- **Short problem**
Restate, word for word, every line of the data.

(Saved data entries)
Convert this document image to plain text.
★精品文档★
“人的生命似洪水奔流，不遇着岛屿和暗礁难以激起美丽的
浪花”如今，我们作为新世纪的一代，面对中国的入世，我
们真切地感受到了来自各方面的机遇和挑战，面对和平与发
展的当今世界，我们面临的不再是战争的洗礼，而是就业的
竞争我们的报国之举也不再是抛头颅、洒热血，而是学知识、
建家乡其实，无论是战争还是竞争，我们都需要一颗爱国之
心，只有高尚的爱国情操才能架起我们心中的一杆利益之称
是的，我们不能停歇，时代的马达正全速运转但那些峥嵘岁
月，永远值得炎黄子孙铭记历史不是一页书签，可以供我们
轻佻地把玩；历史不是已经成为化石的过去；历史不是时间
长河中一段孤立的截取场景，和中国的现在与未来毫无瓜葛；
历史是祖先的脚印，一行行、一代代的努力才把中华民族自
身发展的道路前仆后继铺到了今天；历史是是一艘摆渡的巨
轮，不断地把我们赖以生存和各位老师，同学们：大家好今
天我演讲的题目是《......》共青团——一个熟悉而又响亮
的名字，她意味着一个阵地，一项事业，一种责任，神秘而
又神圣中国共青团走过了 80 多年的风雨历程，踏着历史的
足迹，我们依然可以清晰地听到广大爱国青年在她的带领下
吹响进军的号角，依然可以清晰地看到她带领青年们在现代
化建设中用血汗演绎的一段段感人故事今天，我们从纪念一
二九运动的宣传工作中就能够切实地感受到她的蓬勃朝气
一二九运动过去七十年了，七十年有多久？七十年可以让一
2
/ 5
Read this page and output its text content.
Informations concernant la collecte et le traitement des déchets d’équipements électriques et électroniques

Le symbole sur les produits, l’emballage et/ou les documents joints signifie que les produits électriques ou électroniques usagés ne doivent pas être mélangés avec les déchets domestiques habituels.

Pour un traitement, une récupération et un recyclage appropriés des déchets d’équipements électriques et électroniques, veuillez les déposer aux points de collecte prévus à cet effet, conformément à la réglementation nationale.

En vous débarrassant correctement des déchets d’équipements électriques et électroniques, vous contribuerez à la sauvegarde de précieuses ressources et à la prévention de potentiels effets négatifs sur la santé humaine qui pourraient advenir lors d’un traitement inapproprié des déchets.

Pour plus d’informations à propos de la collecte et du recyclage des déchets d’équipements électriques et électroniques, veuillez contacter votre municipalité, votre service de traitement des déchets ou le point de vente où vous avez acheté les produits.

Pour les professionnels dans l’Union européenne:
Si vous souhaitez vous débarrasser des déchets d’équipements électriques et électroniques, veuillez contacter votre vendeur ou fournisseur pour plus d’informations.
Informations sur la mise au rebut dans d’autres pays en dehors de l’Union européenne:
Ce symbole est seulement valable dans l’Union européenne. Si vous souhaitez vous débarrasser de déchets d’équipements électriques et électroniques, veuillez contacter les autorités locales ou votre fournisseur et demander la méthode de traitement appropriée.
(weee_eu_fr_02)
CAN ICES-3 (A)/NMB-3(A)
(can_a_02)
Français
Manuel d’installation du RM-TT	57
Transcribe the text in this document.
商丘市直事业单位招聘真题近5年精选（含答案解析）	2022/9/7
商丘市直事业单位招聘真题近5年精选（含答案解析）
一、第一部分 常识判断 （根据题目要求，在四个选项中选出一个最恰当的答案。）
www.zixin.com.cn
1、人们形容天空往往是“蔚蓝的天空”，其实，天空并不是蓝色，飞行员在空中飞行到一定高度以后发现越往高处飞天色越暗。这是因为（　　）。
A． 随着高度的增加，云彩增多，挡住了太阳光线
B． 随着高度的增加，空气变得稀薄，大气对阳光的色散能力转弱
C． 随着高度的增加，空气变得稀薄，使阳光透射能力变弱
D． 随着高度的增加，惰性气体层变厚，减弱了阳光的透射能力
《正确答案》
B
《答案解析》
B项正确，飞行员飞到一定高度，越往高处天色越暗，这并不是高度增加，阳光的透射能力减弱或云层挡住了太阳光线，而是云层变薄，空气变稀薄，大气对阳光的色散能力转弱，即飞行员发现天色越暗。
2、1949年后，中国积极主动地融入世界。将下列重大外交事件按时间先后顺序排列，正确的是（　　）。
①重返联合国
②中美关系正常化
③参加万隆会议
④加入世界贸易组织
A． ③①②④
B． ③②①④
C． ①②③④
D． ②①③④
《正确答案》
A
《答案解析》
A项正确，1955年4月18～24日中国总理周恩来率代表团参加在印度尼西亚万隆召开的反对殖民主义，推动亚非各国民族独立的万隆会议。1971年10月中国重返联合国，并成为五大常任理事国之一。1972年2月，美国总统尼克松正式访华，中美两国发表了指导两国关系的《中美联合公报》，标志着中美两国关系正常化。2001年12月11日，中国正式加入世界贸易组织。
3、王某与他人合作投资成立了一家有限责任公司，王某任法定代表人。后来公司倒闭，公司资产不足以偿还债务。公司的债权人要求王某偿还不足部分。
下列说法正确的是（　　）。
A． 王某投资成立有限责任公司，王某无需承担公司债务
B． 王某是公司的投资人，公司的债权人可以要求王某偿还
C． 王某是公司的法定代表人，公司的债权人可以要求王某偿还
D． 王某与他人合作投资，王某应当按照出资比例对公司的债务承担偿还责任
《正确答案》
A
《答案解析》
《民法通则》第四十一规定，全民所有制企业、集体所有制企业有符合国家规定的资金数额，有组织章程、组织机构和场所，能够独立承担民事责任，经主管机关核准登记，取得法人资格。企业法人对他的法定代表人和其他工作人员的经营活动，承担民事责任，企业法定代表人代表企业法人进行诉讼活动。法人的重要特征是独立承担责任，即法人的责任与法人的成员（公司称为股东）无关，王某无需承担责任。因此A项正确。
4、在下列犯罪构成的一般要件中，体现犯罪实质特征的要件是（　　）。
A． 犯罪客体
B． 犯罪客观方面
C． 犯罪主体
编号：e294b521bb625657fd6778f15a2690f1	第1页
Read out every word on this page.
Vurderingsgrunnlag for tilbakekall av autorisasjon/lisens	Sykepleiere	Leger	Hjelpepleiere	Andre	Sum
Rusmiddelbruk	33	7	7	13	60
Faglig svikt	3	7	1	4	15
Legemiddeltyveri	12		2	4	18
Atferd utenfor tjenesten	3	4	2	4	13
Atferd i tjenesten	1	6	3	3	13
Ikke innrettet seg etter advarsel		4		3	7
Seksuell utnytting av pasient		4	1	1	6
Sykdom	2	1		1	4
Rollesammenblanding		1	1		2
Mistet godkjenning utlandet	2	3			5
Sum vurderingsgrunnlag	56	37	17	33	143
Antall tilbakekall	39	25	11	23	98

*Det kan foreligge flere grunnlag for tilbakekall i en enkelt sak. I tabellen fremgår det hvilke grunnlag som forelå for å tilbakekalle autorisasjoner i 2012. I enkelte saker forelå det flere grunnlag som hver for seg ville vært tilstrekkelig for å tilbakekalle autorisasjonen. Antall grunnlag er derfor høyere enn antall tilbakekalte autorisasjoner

- **Answer below**
Convert this document image to plain text.
★精品文档★
“人的生命似洪水奔流，不遇着岛屿和暗礁难以激起美丽的
浪花”如今，我们作为新世纪的一代，面对中国的入世，我
们真切地感受到了来自各方面的机遇和挑战，面对和平与发
展的当今世界，我们面临的不再是战争的洗礼，而是就业的
竞争我们的报国之举也不再是抛头颅、洒热血，而是学知识、
建家乡其实，无论是战争还是竞争，我们都需要一颗爱国之
心，只有高尚的爱国情操才能架起我们心中的一杆利益之称
是的，我们不能停歇，时代的马达正全速运转但那些峥嵘岁
月，永远值得炎黄子孙铭记历史不是一页书签，可以供我们
轻佻地把玩；历史不是已经成为化石的过去；历史不是时间
长河中一段孤立的截取场景，和中国的现在与未来毫无瓜葛；
历史是祖先的脚印，一行行、一代代的努力才把中华民族自
身发展的道路前仆后继铺到了今天；历史是是一艘摆渡的巨
轮，不断地把我们赖以生存和各位老师，同学们：大家好今
天我演讲的题目是《......》共青团——一个熟悉而又响亮
的名字，她意味着一个阵地，一项事业，一种责任，神秘而
又神圣中国共青团走过了 80 多年的风雨历程，踏着历史的
足迹，我们依然可以清晰地听到广大爱国青年在她的带领下
吹响进军的号角，依然可以清晰地看到她带领青年们在现代
化建设中用血汗演绎的一段段感人故事今天，我们从纪念一
二九运动的宣传工作中就能够切实地感受到她的蓬勃朝气
一二九运动过去七十年了，七十年有多久？七十年可以让一
2
/ 5
Read this page and output its text content.
Informations concernant la collecte et le traitement des déchets d’équipements électriques et électroniques

Le symbole sur les produits, l’emballage et/ou les documents joints signifie que les produits électriques ou électroniques usagés ne doivent pas être mélangés avec les déchets domestiques habituels.

Pour un traitement, une récupération et un recyclage appropriés des déchets d’équipements électriques et électroniques, veuillez les déposer aux points de collecte prévus à cet effet, conformément à la réglementation nationale.

En vous débarrassant correctement des déchets d’équipements électriques et électroniques, vous contribuerez à la sauvegarde de précieuses ressources et à la prévention de potentiels effets négatifs sur la santé humaine qui pourraient advenir lors d’un traitement inapproprié des déchets.

Pour plus d’informations à propos de la collecte et du recyclage des déchets d’équipements électriques et électroniques, veuillez contacter votre municipalité, votre service de traitement des déchets ou le point de vente où vous avez acheté les produits.

Pour les professionnels dans l’Union européenne:
Si vous souhaitez vous débarrasser des déchets d’équipements électriques et électroniques, veuillez contacter votre vendeur ou fournisseur pour plus d’informations.
Informations sur la mise au rebut dans d’autres pays en dehors de l’Union européenne:
Ce symbole est seulement valable dans l’Union européenne. Si vous souhaitez vous débarrasser de déchets d’équipements électriques et électroniques, veuillez contacter les autorités locales ou votre fournisseur et demander la méthode de traitement appropriée.
(weee_eu_fr_02)
CAN ICES-3 (A)/NMB-3(A)
(can_a_02)
Français
Manuel d’installation du RM-TT	57
Transcribe the text in this document.
商丘市直事业单位招聘真题近5年精选（含答案解析）	2022/9/7
商丘市直事业单位招聘真题近5年精选（含答案解析）
一、第一部分 常识判断 （根据题目要求，在四个选项中选出一个最恰当的答案。）
www.zixin.com.cn
1、人们形容天空往往是“蔚蓝的天空”，其实，天空并不是蓝色，飞行员在空中飞行到一定高度以后发现越往高处飞天色越暗。这是因为（　　）。
A． 随着高度的增加，云彩增多，挡住了太阳光线
B． 随着高度的增加，空气变得稀薄，大气对阳光的色散能力转弱
C． 随着高度的增加，空气变得稀薄，使阳光透射能力变弱
D． 随着高度的增加，惰性气体层变厚，减弱了阳光的透射能力
《正确答案》
B
《答案解析》
B项正确，飞行员飞到一定高度，越往高处天色越暗，这并不是高度增加，阳光的透射能力减弱或云层挡住了太阳光线，而是云层变薄，空气变稀薄，大气对阳光的色散能力转弱，即飞行员发现天色越暗。
2、1949年后，中国积极主动地融入世界。将下列重大外交事件按时间先后顺序排列，正确的是（　　）。
①重返联合国
②中美关系正常化
③参加万隆会议
④加入世界贸易组织
A． ③①②④
B． ③②①④
C． ①②③④
D． ②①③④
《正确答案》
A
《答案解析》
A项正确，1955年4月18～24日中国总理周恩来率代表团参加在印度尼西亚万隆召开的反对殖民主义，推动亚非各国民族独立的万隆会议。1971年10月中国重返联合国，并成为五大常任理事国之一。1972年2月，美国总统尼克松正式访华，中美两国发表了指导两国关系的《中美联合公报》，标志着中美两国关系正常化。2001年12月11日，中国正式加入世界贸易组织。
3、王某与他人合作投资成立了一家有限责任公司，王某任法定代表人。后来公司倒闭，公司资产不足以偿还债务。公司的债权人要求王某偿还不足部分。
下列说法正确的是（　　）。
A． 王某投资成立有限责任公司，王某无需承担公司债务
B． 王某是公司的投资人，公司的债权人可以要求王某偿还
C． 王某是公司的法定代表人，公司的债权人可以要求王某偿还
D． 王某与他人合作投资，王某应当按照出资比例对公司的债务承担偿还责任
《正确答案》
A
《答案解析》
《民法通则》第四十一规定，全民所有制企业、集体所有制企业有符合国家规定的资金数额，有组织章程、组织机构和场所，能够独立承担民事责任，经主管机关核准登记，取得法人资格。企业法人对他的法定代表人和其他工作人员的经营活动，承担民事责任，企业法定代表人代表企业法人进行诉讼活动。法人的重要特征是独立承担责任，即法人的责任与法人的成员（公司称为股东）无关，王某无需承担责任。因此A项正确。
4、在下列犯罪构成的一般要件中，体现犯罪实质特征的要件是（　　）。
A． 犯罪客体
B． 犯罪客观方面
C． 犯罪主体
编号：e294b521bb625657fd6778f15a2690f1	第1页
Read out every word on this page.
Vurderingsgrunnlag for tilbakekall av autorisasjon/lisens	Sykepleiere	Leger	Hjelpepleiere	Andre	Sum
Rusmiddelbruk	33	7	7	13	60
Faglig svikt	3	7	1	4	15
Legemiddeltyveri	12		2	4	18
Atferd utenfor tjenesten	3	4	2	4	13
Atferd i tjenesten	1	6	3	3	13
Ikke innrettet seg etter advarsel		4		3	7
Seksuell utnytting av pasient		4	1	1	6
Sykdom	2	1		1	4
Rollesammenblanding		1	1		2
Mistet godkjenning utlandet	2	3			5
Sum vurderingsgrunnlag	56	37	17	33	143
Antall tilbakekall	39	25	11	23	98

*Det kan foreligge flere grunnlag for tilbakekall i en enkelt sak. I tabellen fremgår det hvilke grunnlag som forelå for å tilbakekalle autorisasjoner i 2012. I enkelte saker forelå det flere grunnlag som hver for seg ville vært tilstrekkelig for å tilbakekalle autorisasjonen. Antall grunnlag er derfor høyere enn antall tilbakekalte autorisasjoner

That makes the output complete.